Task instructions — Report how many lines below contain the word "Commission", and give only that number.

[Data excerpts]
• • • • • • •

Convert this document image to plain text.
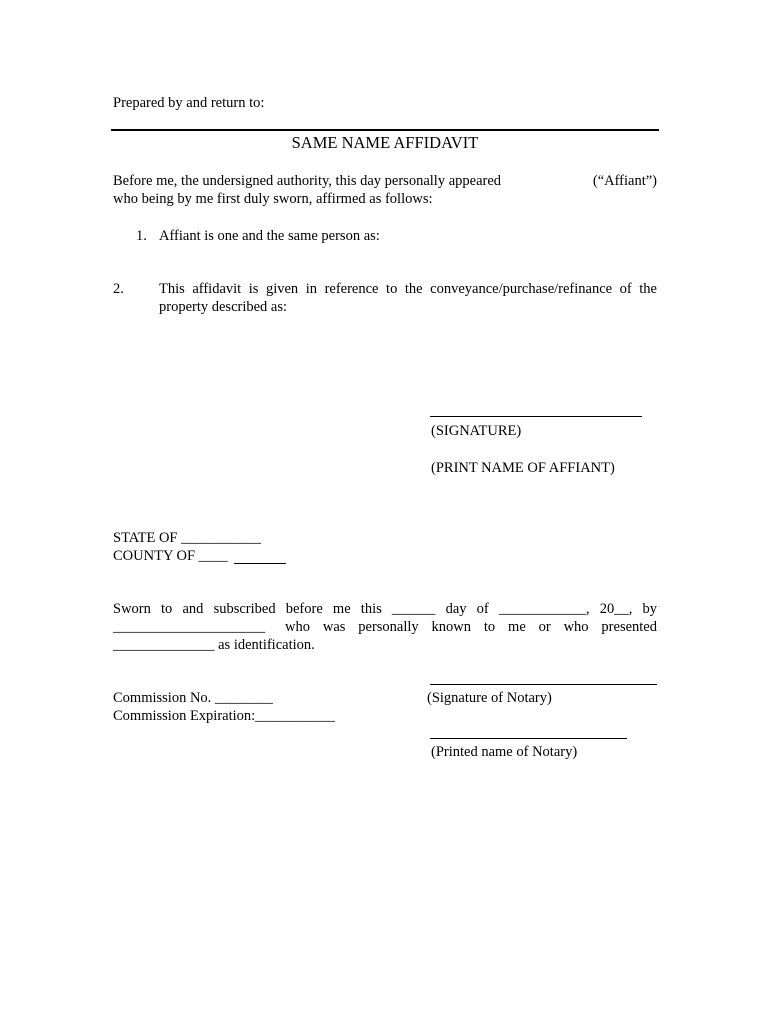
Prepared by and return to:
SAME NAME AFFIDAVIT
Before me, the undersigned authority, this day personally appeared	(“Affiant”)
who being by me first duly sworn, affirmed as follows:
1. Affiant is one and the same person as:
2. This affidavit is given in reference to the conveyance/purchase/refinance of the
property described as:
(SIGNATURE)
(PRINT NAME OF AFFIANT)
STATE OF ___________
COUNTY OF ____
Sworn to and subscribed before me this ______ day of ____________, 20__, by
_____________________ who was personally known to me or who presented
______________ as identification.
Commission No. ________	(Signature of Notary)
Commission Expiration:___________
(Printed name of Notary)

• • • • • • •

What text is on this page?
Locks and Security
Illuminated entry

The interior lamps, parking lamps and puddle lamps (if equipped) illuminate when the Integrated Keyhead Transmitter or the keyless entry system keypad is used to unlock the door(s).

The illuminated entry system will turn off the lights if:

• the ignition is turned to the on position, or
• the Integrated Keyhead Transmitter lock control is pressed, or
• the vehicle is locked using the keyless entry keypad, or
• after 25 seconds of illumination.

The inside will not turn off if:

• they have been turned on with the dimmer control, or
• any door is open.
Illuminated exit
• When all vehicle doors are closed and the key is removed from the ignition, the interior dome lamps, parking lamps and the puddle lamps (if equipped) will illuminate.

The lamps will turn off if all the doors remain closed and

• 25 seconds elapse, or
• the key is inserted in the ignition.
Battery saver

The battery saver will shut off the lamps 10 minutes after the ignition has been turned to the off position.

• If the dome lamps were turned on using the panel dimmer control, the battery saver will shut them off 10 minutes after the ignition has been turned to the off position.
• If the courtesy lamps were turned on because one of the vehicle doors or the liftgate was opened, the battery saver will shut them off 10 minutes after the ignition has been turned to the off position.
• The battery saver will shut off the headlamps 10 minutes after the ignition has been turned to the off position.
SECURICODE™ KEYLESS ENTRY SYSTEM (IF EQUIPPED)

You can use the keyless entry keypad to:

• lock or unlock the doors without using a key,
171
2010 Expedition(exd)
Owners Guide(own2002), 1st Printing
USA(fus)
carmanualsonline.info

• • • • • • •

Expected output — 2